(Data entries)

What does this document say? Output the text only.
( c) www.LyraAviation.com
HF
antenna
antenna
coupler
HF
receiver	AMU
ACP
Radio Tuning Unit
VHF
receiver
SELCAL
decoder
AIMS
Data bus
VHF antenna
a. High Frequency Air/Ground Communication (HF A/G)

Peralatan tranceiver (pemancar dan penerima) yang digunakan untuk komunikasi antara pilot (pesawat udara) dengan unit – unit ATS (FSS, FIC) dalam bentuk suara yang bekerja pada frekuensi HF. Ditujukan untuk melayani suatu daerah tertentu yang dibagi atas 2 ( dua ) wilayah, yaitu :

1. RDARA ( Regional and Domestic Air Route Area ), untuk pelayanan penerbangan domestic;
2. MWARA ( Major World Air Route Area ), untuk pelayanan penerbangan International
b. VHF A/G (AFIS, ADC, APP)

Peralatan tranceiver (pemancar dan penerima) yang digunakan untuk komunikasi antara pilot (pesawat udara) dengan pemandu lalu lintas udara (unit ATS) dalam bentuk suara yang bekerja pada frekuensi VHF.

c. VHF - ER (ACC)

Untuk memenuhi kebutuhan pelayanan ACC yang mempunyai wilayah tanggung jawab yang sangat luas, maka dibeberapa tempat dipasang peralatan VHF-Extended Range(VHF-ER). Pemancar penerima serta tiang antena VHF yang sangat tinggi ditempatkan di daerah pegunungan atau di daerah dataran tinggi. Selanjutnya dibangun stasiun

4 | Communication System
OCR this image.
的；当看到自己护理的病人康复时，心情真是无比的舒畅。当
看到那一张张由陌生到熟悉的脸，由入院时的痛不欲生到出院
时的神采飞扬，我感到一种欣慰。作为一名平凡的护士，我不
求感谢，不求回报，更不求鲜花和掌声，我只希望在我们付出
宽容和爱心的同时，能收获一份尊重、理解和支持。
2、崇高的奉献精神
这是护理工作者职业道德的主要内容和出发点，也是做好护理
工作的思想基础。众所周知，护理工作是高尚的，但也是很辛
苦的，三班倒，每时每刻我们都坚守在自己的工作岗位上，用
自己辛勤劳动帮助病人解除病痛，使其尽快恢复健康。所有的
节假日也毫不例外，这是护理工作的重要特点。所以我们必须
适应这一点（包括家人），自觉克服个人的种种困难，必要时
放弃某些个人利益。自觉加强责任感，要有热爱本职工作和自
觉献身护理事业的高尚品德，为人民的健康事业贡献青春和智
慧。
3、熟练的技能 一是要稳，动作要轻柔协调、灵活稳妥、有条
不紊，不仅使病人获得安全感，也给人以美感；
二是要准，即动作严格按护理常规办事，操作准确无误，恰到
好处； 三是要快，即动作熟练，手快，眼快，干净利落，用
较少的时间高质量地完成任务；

_Task objective_. Pick out and copy every line that contains the word "dengan".

_Answer for the task_.
Peralatan tranceiver (pemancar dan penerima) yang digunakan untuk komunikasi antara pilot (pesawat udara) dengan unit – unit ATS (FSS, FIC) dalam bentuk suara yang bekerja pada frekuensi HF. Ditujukan untuk melayani suatu daerah tertentu yang dibagi atas 2 ( dua ) wilayah, yaitu :
Peralatan tranceiver (pemancar dan penerima) yang digunakan untuk komunikasi antara pilot (pesawat udara) dengan pemandu lalu lintas udara (unit ATS) dalam bentuk suara yang bekerja pada frekuensi VHF.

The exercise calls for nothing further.